### Material supplied
::::::
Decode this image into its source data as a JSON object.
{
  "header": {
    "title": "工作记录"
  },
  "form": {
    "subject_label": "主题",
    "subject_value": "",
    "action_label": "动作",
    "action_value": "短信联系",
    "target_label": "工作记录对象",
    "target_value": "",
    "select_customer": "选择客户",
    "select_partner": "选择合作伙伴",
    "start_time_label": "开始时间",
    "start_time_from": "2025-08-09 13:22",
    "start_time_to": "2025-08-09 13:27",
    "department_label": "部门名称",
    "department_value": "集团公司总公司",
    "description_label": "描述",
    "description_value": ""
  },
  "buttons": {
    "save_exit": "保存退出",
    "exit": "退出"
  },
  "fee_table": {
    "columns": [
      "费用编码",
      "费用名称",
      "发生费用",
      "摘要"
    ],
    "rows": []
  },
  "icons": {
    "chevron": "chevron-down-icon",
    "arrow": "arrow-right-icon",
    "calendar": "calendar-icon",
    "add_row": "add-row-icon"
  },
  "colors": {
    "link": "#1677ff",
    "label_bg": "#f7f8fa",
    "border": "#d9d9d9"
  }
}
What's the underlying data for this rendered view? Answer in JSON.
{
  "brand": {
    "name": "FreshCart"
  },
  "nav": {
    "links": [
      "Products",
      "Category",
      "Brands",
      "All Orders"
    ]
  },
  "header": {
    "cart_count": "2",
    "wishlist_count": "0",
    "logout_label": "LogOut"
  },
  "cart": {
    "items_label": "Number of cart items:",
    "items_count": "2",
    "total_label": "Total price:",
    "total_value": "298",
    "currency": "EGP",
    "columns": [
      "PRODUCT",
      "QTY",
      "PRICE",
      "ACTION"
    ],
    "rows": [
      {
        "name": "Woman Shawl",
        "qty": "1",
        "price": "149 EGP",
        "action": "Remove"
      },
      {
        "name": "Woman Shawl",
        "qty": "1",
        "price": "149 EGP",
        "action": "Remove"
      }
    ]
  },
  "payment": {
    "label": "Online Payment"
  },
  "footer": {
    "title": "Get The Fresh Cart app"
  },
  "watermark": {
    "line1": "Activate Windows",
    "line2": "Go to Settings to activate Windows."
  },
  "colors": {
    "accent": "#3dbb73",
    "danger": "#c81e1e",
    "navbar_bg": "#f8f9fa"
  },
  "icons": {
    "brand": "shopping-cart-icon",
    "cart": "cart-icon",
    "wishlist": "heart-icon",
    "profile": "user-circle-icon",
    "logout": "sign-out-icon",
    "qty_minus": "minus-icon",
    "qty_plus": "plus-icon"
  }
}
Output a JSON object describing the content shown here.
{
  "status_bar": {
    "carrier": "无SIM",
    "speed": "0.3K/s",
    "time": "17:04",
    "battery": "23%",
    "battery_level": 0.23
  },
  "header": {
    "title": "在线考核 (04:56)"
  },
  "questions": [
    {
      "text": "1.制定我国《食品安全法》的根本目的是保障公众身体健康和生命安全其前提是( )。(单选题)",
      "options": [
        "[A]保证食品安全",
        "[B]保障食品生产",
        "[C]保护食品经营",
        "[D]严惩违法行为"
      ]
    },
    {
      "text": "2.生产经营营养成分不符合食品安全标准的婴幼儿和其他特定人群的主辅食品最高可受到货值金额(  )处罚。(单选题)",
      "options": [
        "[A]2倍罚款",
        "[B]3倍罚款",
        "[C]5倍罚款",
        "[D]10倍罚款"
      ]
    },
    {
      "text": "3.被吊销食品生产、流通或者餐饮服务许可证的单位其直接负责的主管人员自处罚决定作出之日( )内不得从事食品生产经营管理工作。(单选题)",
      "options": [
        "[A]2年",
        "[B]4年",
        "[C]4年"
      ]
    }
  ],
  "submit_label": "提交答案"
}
::::::
### Written exercise
Repeat all of the records above exactly as written.

### Output
Decode this image into its source data as a JSON object.
{
  "header": {
    "title": "工作记录"
  },
  "form": {
    "subject_label": "主题",
    "subject_value": "",
    "action_label": "动作",
    "action_value": "短信联系",
    "target_label": "工作记录对象",
    "target_value": "",
    "select_customer": "选择客户",
    "select_partner": "选择合作伙伴",
    "start_time_label": "开始时间",
    "start_time_from": "2025-08-09 13:22",
    "start_time_to": "2025-08-09 13:27",
    "department_label": "部门名称",
    "department_value": "集团公司总公司",
    "description_label": "描述",
    "description_value": ""
  },
  "buttons": {
    "save_exit": "保存退出",
    "exit": "退出"
  },
  "fee_table": {
    "columns": [
      "费用编码",
      "费用名称",
      "发生费用",
      "摘要"
    ],
    "rows": []
  },
  "icons": {
    "chevron": "chevron-down-icon",
    "arrow": "arrow-right-icon",
    "calendar": "calendar-icon",
    "add_row": "add-row-icon"
  },
  "colors": {
    "link": "#1677ff",
    "label_bg": "#f7f8fa",
    "border": "#d9d9d9"
  }
}
What's the underlying data for this rendered view? Answer in JSON.
{
  "brand": {
    "name": "FreshCart"
  },
  "nav": {
    "links": [
      "Products",
      "Category",
      "Brands",
      "All Orders"
    ]
  },
  "header": {
    "cart_count": "2",
    "wishlist_count": "0",
    "logout_label": "LogOut"
  },
  "cart": {
    "items_label": "Number of cart items:",
    "items_count": "2",
    "total_label": "Total price:",
    "total_value": "298",
    "currency": "EGP",
    "columns": [
      "PRODUCT",
      "QTY",
      "PRICE",
      "ACTION"
    ],
    "rows": [
      {
        "name": "Woman Shawl",
        "qty": "1",
        "price": "149 EGP",
        "action": "Remove"
      },
      {
        "name": "Woman Shawl",
        "qty": "1",
        "price": "149 EGP",
        "action": "Remove"
      }
    ]
  },
  "payment": {
    "label": "Online Payment"
  },
  "footer": {
    "title": "Get The Fresh Cart app"
  },
  "watermark": {
    "line1": "Activate Windows",
    "line2": "Go to Settings to activate Windows."
  },
  "colors": {
    "accent": "#3dbb73",
    "danger": "#c81e1e",
    "navbar_bg": "#f8f9fa"
  },
  "icons": {
    "brand": "shopping-cart-icon",
    "cart": "cart-icon",
    "wishlist": "heart-icon",
    "profile": "user-circle-icon",
    "logout": "sign-out-icon",
    "qty_minus": "minus-icon",
    "qty_plus": "plus-icon"
  }
}
Output a JSON object describing the content shown here.
{
  "status_bar": {
    "carrier": "无SIM",
    "speed": "0.3K/s",
    "time": "17:04",
    "battery": "23%",
    "battery_level": 0.23
  },
  "header": {
    "title": "在线考核 (04:56)"
  },
  "questions": [
    {
      "text": "1.制定我国《食品安全法》的根本目的是保障公众身体健康和生命安全其前提是( )。(单选题)",
      "options": [
        "[A]保证食品安全",
        "[B]保障食品生产",
        "[C]保护食品经营",
        "[D]严惩违法行为"
      ]
    },
    {
      "text": "2.生产经营营养成分不符合食品安全标准的婴幼儿和其他特定人群的主辅食品最高可受到货值金额(  )处罚。(单选题)",
      "options": [
        "[A]2倍罚款",
        "[B]3倍罚款",
        "[C]5倍罚款",
        "[D]10倍罚款"
      ]
    },
    {
      "text": "3.被吊销食品生产、流通或者餐饮服务许可证的单位其直接负责的主管人员自处罚决定作出之日( )内不得从事食品生产经营管理工作。(单选题)",
      "options": [
        "[A]2年",
        "[B]4年",
        "[C]4年"
      ]
    }
  ],
  "submit_label": "提交答案"
}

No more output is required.